▸ Directions
Spot each line that carries the word "AMERICA"; copy those lines.

[start Information supplied]

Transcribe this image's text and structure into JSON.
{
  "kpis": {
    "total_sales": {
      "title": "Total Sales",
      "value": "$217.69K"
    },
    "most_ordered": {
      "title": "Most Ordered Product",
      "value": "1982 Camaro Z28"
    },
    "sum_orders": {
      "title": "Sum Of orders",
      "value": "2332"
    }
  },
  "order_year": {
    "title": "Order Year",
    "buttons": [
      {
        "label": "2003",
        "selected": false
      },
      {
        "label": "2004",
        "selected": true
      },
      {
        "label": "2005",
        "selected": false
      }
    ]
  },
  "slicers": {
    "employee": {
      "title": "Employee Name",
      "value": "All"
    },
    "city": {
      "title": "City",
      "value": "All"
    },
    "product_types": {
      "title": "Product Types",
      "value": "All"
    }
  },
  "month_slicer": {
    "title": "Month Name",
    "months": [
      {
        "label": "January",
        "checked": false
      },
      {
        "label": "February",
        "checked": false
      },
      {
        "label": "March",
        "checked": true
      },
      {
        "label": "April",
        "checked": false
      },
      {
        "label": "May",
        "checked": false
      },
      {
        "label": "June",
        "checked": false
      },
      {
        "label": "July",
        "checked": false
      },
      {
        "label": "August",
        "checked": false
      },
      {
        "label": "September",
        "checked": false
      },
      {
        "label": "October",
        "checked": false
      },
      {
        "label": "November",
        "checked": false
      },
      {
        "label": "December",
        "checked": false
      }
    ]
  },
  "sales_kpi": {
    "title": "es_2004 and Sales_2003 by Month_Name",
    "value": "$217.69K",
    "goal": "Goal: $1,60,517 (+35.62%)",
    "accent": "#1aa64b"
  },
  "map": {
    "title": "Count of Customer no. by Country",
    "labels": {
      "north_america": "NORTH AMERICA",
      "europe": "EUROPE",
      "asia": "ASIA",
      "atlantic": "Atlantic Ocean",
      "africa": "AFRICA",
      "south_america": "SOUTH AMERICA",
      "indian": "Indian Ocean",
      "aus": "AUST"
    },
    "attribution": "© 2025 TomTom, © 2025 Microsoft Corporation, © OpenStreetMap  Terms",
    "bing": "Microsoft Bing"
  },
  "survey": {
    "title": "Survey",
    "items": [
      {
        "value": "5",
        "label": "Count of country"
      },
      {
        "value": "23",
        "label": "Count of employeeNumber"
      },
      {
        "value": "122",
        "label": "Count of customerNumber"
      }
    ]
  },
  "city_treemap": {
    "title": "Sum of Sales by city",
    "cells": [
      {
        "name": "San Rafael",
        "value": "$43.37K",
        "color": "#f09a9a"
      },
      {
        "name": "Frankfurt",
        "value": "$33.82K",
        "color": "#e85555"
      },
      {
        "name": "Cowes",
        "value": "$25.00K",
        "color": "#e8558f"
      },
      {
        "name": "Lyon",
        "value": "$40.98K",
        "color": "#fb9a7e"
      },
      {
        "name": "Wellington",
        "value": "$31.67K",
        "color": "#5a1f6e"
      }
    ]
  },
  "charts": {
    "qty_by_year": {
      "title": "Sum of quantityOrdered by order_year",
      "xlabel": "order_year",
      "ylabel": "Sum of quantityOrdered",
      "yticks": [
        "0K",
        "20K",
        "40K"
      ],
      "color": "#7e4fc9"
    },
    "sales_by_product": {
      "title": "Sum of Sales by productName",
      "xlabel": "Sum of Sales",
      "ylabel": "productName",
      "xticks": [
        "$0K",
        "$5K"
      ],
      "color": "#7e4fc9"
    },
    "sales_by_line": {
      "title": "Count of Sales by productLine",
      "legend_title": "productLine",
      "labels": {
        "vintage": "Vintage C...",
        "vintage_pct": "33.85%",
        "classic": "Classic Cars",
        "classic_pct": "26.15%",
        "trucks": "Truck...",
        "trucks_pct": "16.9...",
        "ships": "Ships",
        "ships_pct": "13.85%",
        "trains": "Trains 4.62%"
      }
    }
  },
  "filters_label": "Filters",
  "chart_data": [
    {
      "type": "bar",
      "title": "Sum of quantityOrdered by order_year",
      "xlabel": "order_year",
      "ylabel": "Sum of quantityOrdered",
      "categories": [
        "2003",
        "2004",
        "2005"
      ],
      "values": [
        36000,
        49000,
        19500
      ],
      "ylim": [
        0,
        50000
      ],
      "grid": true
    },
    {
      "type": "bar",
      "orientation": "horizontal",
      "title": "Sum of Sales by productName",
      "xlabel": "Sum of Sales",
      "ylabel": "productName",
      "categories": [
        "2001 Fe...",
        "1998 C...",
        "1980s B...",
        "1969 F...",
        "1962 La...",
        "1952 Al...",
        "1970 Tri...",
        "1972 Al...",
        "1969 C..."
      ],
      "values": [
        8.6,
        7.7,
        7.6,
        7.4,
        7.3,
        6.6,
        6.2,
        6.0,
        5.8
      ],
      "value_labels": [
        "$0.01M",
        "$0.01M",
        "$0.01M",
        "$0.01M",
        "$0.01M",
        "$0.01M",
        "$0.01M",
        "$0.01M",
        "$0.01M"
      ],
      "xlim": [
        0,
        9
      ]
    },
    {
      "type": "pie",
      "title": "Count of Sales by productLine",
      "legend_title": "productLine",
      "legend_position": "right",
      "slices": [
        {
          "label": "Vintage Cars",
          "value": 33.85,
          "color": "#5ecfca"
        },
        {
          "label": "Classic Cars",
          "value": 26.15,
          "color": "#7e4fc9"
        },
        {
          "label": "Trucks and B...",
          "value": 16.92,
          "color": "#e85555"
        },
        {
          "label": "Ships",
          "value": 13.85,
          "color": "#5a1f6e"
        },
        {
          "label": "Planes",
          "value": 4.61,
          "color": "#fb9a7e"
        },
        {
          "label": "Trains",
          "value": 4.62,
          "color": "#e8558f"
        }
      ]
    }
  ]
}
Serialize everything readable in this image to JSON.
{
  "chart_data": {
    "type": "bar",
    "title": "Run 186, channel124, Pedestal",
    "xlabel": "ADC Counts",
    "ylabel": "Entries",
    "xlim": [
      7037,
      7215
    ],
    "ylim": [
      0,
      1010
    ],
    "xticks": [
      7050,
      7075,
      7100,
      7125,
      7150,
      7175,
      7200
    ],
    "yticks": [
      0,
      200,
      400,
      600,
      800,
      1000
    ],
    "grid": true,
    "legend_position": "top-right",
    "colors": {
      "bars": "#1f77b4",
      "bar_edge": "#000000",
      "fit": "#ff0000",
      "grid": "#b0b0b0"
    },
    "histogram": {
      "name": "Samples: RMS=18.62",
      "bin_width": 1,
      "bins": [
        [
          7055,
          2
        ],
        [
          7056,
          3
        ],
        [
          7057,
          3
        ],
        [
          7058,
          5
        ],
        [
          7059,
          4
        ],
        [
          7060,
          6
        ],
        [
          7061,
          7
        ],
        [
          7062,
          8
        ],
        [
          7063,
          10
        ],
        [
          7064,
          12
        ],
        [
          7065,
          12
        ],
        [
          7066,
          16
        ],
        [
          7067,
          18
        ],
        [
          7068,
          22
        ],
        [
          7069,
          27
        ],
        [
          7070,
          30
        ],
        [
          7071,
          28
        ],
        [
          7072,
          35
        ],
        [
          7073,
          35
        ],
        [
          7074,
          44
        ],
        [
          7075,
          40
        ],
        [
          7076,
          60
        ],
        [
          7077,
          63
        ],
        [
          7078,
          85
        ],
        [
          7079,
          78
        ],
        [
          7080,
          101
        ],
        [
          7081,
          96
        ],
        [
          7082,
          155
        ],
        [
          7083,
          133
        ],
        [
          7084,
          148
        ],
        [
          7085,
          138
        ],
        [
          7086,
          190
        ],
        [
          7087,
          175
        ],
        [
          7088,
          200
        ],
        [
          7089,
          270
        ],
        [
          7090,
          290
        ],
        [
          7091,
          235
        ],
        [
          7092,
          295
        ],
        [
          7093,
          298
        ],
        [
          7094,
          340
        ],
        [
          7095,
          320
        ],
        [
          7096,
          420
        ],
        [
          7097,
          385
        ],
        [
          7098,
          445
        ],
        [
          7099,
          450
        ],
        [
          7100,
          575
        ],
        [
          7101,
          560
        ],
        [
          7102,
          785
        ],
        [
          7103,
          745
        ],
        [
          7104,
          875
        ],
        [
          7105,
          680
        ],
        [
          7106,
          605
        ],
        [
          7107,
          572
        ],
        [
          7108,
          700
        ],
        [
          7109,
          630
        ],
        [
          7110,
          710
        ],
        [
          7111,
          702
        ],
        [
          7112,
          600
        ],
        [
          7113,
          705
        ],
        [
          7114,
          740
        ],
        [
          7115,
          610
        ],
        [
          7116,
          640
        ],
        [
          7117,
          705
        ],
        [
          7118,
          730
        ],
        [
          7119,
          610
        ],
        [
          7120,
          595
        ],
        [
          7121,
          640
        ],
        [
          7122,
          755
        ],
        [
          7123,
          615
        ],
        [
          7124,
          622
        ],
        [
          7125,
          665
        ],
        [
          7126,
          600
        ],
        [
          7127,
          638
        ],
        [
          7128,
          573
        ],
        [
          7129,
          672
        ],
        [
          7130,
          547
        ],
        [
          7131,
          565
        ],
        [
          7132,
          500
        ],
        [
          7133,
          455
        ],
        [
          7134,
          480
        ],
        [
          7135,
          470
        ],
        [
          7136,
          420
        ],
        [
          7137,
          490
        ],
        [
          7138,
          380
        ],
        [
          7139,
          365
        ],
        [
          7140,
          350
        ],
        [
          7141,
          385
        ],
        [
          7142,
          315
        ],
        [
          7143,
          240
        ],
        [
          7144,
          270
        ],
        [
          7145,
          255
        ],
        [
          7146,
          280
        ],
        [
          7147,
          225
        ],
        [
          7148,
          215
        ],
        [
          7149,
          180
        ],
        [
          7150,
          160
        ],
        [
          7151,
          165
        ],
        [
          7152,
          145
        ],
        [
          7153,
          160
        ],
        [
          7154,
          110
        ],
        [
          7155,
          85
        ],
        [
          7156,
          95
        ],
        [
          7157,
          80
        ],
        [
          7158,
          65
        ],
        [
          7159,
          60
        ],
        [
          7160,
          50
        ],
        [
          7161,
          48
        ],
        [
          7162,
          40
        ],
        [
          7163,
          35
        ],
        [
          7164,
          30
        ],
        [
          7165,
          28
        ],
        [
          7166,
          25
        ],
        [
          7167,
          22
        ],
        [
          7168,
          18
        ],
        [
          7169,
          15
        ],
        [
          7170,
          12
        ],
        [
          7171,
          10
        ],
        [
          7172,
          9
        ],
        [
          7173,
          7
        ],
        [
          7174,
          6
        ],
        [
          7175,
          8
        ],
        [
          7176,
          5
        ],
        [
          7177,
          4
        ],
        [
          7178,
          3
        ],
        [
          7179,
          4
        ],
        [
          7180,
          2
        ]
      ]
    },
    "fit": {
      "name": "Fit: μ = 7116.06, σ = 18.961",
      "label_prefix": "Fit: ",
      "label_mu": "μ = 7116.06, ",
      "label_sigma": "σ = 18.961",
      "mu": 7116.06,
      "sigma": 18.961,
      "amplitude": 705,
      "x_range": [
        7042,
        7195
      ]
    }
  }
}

[end Information supplied]

▸ Solution for this problem
      "north_america": "NORTH AMERICA",
      "south_america": "SOUTH AMERICA",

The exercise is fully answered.